Direction: Give only one thing: the number of lines that include the word "this".

(Dataset items)
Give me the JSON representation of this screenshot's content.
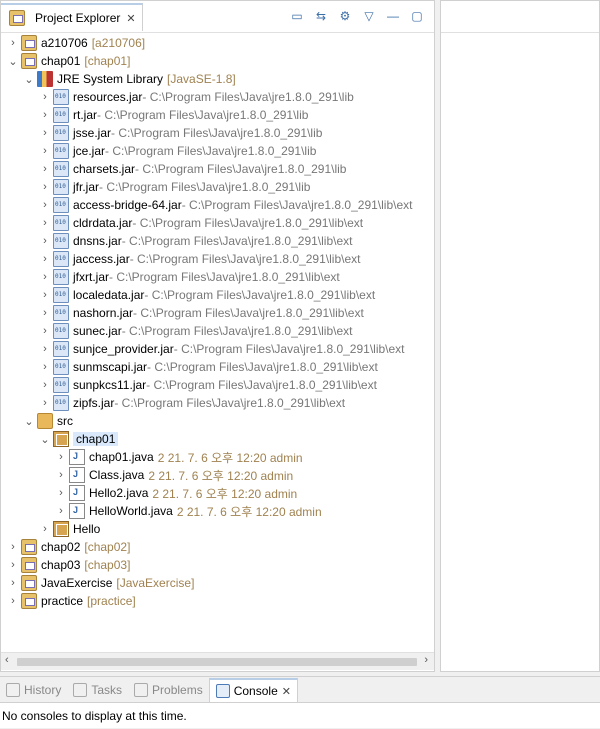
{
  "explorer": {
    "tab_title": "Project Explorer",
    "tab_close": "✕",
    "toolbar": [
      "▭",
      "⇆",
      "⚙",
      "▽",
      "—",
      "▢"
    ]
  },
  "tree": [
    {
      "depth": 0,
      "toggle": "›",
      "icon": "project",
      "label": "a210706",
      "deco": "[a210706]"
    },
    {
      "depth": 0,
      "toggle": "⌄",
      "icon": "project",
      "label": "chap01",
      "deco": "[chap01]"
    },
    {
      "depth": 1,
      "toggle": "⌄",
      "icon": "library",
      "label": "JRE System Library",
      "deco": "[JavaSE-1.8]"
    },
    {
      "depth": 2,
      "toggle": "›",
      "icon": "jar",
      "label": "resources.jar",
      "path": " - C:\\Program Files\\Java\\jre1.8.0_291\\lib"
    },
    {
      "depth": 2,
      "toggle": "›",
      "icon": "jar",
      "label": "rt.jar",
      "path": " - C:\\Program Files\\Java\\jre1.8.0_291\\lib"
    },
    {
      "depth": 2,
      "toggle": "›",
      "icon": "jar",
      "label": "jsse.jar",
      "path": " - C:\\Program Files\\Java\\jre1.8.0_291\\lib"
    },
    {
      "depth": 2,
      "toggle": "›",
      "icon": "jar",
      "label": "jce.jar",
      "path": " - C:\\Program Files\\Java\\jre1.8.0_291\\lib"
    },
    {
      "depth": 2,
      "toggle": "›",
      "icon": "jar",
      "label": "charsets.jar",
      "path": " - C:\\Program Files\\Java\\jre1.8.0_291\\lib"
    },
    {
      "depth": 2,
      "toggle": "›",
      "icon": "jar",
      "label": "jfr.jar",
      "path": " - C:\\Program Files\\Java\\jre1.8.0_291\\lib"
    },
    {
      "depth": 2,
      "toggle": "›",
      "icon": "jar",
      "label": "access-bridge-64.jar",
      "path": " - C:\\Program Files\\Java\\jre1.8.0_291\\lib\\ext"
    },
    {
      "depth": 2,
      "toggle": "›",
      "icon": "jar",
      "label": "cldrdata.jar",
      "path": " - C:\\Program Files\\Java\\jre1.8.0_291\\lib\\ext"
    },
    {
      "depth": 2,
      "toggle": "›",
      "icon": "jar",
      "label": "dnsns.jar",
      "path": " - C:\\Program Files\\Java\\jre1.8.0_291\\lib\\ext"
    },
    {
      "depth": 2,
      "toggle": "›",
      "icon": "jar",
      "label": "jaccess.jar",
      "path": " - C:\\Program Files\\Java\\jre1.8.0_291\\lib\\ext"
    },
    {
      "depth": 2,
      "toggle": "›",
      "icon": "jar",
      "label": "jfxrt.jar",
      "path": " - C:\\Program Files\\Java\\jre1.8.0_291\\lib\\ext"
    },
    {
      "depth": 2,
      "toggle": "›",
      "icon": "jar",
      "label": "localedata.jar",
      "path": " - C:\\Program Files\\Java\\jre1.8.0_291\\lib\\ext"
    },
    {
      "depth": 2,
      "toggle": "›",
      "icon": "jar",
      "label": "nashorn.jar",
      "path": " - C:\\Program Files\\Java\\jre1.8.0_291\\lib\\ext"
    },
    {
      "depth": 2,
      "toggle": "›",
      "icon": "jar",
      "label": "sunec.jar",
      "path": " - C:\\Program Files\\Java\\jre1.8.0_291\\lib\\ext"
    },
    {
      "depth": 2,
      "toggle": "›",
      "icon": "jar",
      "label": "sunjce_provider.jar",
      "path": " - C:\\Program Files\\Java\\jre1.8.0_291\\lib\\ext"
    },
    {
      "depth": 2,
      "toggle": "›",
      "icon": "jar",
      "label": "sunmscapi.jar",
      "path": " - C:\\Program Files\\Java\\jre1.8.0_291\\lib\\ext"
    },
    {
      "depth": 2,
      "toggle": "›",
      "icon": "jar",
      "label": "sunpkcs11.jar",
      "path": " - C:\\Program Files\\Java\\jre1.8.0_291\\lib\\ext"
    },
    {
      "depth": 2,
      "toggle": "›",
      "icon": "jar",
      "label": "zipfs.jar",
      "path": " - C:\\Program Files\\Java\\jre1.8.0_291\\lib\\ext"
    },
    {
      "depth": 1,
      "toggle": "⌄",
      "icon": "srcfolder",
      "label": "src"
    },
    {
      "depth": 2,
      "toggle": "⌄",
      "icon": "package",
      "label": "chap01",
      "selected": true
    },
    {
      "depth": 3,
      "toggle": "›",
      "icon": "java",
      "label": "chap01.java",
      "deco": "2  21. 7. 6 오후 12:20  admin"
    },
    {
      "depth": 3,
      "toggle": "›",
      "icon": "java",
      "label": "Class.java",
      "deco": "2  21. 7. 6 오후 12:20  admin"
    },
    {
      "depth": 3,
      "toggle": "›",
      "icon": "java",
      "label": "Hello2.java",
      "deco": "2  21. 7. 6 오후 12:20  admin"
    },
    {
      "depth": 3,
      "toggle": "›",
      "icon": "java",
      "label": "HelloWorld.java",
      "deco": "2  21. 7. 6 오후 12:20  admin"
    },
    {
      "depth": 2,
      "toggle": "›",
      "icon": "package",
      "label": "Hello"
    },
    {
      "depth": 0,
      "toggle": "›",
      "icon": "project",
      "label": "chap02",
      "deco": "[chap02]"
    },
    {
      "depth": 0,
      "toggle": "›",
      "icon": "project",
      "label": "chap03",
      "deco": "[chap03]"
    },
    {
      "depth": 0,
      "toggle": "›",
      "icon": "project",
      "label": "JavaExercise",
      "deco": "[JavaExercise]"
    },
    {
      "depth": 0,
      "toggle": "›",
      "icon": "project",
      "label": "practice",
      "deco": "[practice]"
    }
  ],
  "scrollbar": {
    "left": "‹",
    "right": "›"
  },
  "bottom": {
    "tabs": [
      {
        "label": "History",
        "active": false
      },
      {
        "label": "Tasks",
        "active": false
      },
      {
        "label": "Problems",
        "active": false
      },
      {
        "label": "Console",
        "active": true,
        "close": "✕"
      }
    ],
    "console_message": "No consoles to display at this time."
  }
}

--

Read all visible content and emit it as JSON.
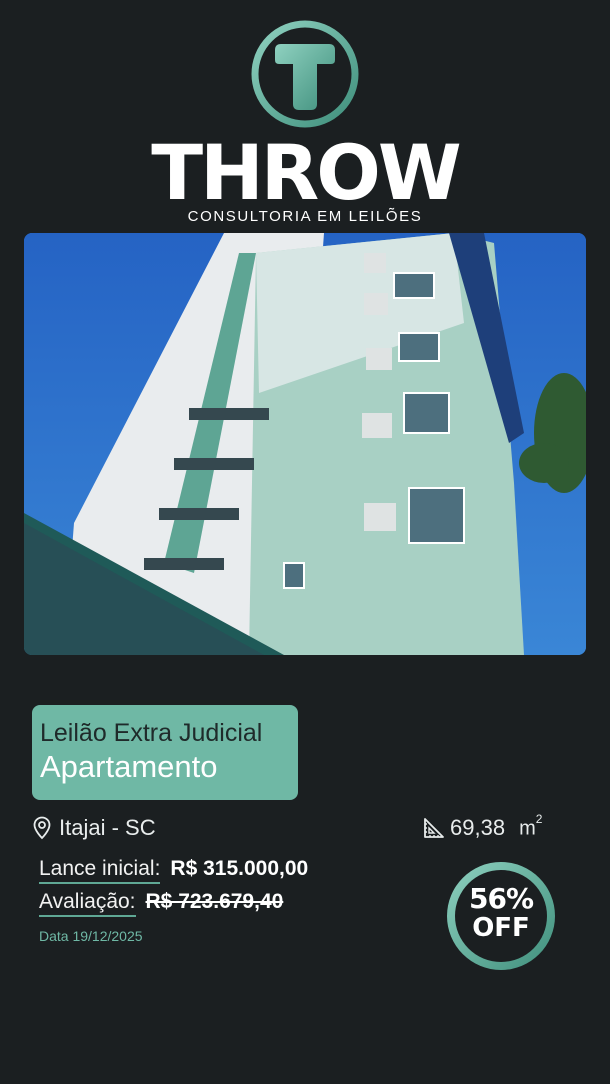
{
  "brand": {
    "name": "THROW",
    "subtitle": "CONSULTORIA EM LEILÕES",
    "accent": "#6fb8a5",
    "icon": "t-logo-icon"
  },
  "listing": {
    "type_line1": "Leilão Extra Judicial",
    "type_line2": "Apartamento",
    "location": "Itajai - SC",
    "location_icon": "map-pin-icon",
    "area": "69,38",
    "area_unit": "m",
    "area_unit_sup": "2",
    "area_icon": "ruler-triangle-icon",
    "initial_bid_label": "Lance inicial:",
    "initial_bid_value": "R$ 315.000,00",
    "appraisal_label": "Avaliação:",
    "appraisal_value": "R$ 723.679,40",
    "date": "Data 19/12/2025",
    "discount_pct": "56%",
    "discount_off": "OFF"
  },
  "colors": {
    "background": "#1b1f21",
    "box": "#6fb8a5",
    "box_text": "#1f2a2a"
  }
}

Correct result: 2